[THE TASK]: Find the word "CTRL" in the material below and gather every line that contains it.

[Rows from a dataset]:
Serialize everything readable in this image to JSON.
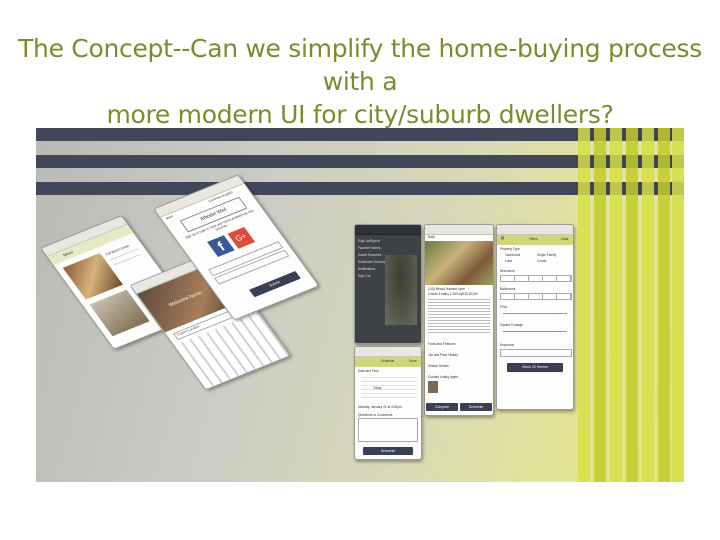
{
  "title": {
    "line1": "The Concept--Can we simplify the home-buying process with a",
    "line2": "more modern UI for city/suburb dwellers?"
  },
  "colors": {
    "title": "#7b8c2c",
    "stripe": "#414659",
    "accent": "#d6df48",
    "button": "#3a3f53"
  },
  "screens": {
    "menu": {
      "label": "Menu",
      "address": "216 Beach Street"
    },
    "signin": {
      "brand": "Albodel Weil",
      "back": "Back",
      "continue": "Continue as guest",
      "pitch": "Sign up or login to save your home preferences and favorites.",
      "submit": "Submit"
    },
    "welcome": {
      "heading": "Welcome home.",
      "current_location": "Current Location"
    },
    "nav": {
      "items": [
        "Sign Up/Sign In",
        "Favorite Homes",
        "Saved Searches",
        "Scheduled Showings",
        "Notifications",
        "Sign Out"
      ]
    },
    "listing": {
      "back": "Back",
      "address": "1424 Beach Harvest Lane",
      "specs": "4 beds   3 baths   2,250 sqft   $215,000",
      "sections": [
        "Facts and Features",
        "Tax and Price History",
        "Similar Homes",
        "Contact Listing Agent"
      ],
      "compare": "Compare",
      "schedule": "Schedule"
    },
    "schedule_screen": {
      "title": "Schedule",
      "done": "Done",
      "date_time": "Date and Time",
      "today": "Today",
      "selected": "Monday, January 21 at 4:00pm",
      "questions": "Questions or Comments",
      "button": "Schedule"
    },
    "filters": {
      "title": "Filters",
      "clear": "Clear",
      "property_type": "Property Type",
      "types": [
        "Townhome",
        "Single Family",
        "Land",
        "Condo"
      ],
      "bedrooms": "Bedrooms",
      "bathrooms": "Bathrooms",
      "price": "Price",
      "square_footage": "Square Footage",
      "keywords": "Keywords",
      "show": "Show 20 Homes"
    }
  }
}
...
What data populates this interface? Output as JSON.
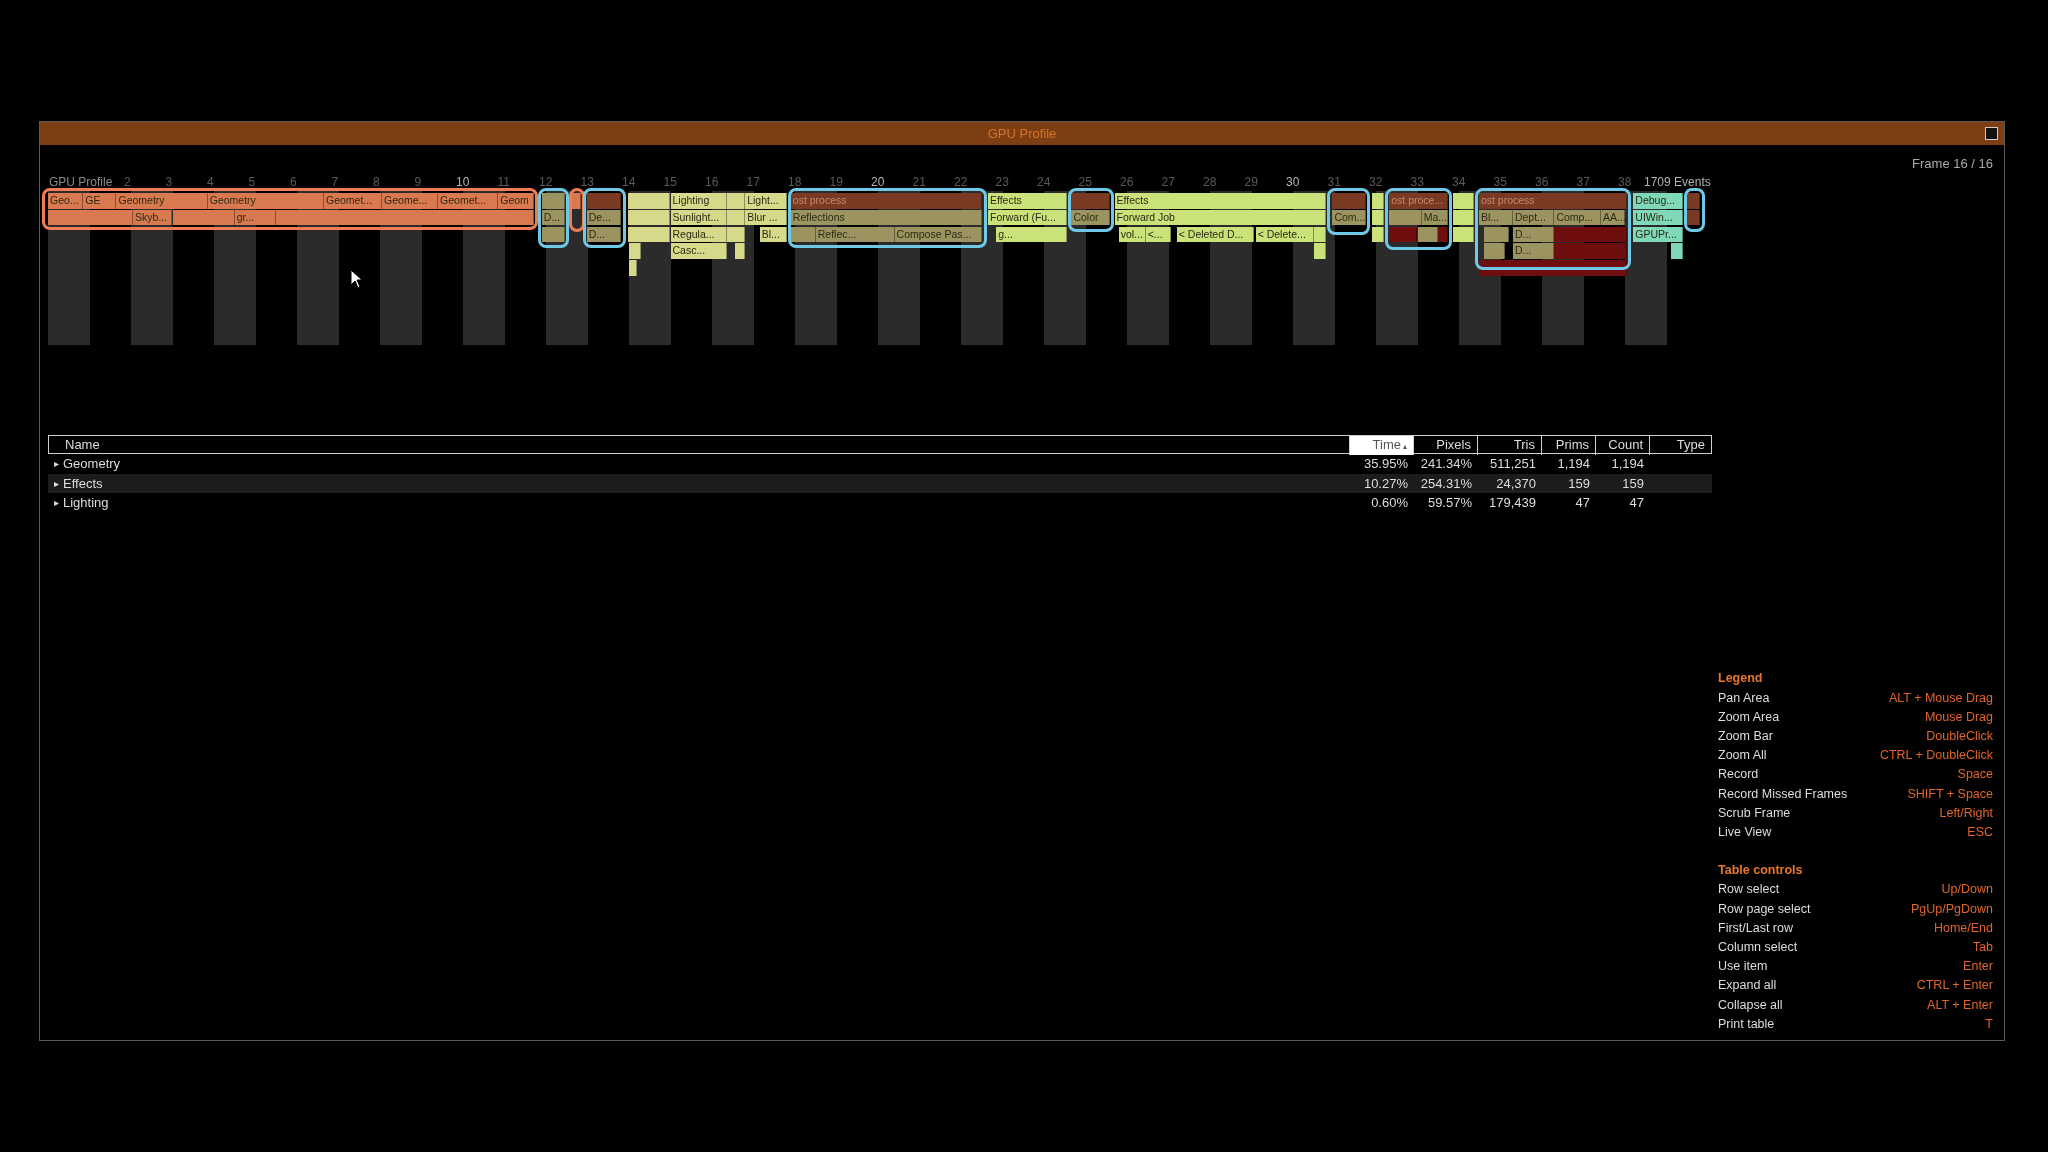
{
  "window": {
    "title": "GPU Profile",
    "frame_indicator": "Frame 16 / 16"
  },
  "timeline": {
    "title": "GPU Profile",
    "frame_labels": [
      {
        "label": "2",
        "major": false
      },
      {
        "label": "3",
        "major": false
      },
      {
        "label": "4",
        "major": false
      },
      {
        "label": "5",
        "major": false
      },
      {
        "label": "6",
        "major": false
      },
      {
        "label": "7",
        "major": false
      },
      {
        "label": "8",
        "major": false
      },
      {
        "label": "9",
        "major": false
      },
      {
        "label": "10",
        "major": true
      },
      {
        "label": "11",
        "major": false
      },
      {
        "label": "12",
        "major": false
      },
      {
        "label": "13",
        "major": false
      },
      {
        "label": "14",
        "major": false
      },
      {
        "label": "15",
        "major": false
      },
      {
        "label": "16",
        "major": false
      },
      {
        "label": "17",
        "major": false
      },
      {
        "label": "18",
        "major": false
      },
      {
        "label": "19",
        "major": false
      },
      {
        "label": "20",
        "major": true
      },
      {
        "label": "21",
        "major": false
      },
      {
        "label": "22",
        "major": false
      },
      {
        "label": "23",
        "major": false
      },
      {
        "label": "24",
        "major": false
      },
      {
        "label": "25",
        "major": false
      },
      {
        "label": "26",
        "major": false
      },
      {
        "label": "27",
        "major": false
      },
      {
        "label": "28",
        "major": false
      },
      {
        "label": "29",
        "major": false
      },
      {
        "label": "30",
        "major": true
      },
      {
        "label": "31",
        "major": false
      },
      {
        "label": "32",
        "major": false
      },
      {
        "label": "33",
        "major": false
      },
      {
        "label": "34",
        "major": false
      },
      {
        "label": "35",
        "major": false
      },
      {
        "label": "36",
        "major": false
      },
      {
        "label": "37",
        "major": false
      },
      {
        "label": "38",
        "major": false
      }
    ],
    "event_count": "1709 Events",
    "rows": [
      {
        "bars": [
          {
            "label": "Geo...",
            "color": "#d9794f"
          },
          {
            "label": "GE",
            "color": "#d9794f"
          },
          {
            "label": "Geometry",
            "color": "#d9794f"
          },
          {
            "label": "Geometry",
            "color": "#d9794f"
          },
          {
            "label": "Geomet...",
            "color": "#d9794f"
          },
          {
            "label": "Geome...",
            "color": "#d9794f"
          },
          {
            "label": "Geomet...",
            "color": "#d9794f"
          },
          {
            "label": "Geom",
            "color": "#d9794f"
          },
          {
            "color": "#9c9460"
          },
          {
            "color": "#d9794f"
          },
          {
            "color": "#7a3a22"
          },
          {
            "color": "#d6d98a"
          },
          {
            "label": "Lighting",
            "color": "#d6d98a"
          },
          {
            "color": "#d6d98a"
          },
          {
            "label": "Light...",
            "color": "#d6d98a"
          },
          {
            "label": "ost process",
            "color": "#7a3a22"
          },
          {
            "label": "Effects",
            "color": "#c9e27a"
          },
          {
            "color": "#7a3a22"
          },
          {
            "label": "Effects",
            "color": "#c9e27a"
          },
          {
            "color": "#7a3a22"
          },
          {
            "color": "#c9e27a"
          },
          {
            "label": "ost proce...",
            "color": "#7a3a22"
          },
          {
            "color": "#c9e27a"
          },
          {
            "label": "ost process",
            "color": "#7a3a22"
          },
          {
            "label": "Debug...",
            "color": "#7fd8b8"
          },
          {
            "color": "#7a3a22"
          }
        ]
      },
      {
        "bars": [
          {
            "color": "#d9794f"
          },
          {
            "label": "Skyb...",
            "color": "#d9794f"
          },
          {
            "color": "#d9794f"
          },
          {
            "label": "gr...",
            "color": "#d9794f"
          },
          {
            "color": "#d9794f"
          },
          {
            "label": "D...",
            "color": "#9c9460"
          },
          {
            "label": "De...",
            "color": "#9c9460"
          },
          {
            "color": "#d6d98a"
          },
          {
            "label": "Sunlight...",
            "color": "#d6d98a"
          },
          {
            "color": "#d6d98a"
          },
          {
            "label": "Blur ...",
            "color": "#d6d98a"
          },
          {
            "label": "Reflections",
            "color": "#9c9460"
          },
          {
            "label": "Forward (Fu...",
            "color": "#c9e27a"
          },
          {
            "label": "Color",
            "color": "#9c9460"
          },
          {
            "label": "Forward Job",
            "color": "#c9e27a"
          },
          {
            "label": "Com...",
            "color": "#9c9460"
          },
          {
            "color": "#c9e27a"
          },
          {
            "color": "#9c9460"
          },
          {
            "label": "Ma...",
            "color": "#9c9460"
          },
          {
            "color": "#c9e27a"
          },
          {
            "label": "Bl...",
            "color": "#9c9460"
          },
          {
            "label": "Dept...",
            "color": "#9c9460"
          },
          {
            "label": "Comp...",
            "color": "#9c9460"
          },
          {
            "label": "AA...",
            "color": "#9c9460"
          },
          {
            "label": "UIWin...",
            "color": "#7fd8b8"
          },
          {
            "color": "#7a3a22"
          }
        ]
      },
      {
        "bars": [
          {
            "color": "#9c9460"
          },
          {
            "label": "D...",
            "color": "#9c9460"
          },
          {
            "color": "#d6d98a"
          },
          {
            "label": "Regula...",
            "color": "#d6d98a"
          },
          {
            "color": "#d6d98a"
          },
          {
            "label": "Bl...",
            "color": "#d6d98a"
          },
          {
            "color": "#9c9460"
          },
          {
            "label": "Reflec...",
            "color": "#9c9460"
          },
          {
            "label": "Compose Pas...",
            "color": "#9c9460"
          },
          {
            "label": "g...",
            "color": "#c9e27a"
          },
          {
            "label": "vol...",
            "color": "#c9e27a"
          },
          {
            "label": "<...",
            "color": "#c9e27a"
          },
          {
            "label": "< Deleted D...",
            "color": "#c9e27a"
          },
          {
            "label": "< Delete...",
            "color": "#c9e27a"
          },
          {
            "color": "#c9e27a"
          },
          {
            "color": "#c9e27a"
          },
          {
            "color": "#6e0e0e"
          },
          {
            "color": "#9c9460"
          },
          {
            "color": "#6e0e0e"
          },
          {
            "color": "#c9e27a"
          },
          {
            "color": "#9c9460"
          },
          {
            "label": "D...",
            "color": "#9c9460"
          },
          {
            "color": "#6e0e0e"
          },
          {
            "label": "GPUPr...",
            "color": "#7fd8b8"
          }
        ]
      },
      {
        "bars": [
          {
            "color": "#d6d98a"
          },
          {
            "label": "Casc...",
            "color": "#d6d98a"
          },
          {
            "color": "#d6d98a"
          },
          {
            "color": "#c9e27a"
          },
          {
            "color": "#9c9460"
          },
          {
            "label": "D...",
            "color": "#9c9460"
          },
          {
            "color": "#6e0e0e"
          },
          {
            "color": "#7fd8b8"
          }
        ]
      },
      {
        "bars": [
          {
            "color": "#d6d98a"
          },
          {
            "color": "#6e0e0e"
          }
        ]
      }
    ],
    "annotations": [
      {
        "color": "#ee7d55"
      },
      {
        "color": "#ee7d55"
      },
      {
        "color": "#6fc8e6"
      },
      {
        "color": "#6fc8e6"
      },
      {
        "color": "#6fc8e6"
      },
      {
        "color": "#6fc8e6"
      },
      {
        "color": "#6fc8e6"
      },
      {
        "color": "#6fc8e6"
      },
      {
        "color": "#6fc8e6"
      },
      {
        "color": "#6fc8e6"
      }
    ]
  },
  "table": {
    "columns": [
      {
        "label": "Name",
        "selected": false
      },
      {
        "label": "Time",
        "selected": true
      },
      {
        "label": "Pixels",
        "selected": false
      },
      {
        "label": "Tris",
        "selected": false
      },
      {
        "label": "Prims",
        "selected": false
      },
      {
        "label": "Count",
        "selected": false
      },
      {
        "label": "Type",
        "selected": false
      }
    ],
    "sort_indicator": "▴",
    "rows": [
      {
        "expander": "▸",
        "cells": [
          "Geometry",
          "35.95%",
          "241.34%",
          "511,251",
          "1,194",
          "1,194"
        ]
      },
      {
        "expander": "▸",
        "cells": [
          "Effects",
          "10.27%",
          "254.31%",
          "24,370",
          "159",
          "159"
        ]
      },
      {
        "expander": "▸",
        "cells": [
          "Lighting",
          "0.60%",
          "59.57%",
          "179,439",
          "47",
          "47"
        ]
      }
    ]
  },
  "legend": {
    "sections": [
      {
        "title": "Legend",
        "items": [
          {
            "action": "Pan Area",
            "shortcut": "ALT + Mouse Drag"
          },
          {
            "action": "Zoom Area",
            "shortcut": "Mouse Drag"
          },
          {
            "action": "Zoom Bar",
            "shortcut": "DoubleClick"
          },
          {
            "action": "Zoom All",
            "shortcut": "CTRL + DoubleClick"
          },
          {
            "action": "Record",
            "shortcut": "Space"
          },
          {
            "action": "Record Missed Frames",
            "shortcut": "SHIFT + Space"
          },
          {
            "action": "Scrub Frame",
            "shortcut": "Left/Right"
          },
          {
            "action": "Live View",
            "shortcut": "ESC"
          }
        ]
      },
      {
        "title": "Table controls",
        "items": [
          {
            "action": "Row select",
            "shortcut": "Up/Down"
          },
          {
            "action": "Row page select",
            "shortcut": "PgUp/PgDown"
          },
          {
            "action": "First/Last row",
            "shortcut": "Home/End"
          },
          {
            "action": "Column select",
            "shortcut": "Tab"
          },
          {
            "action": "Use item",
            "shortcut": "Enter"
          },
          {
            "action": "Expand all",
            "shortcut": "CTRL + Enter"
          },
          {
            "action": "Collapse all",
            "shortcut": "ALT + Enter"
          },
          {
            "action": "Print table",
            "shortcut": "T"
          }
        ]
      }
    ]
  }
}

[EXERCISE OUTPUT]:
            "shortcut": "CTRL + DoubleClick"
            "shortcut": "CTRL + Enter"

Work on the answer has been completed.